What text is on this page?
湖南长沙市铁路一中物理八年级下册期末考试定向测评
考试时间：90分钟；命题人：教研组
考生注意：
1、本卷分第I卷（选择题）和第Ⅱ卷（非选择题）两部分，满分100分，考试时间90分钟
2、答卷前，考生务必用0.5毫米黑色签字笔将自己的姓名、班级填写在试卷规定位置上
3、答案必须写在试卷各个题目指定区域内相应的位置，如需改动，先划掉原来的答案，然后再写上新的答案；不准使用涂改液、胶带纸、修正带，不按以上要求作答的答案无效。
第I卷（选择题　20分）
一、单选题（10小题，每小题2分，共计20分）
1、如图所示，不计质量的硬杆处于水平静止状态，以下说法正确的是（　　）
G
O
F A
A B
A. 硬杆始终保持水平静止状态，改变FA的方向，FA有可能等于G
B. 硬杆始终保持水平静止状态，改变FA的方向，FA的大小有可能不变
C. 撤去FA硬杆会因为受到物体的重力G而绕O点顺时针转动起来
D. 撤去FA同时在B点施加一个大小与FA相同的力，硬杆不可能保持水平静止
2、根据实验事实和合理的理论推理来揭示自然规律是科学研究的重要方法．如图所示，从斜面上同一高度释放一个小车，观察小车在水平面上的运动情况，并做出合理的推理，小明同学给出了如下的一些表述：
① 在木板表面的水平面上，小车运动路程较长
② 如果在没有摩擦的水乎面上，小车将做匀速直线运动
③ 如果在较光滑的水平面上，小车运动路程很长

--------------------------------

▸ Problem to solve
Retype the material above, line by line, exactly.

▸ The reply
What text is on this page?
湖南长沙市铁路一中物理八年级下册期末考试定向测评
考试时间：90分钟；命题人：教研组
考生注意：
1、本卷分第I卷（选择题）和第Ⅱ卷（非选择题）两部分，满分100分，考试时间90分钟
2、答卷前，考生务必用0.5毫米黑色签字笔将自己的姓名、班级填写在试卷规定位置上
3、答案必须写在试卷各个题目指定区域内相应的位置，如需改动，先划掉原来的答案，然后再写上新的答案；不准使用涂改液、胶带纸、修正带，不按以上要求作答的答案无效。
第I卷（选择题　20分）
一、单选题（10小题，每小题2分，共计20分）
1、如图所示，不计质量的硬杆处于水平静止状态，以下说法正确的是（　　）
G
O
F A
A B
A. 硬杆始终保持水平静止状态，改变FA的方向，FA有可能等于G
B. 硬杆始终保持水平静止状态，改变FA的方向，FA的大小有可能不变
C. 撤去FA硬杆会因为受到物体的重力G而绕O点顺时针转动起来
D. 撤去FA同时在B点施加一个大小与FA相同的力，硬杆不可能保持水平静止
2、根据实验事实和合理的理论推理来揭示自然规律是科学研究的重要方法．如图所示，从斜面上同一高度释放一个小车，观察小车在水平面上的运动情况，并做出合理的推理，小明同学给出了如下的一些表述：
① 在木板表面的水平面上，小车运动路程较长
② 如果在没有摩擦的水乎面上，小车将做匀速直线运动
③ 如果在较光滑的水平面上，小车运动路程很长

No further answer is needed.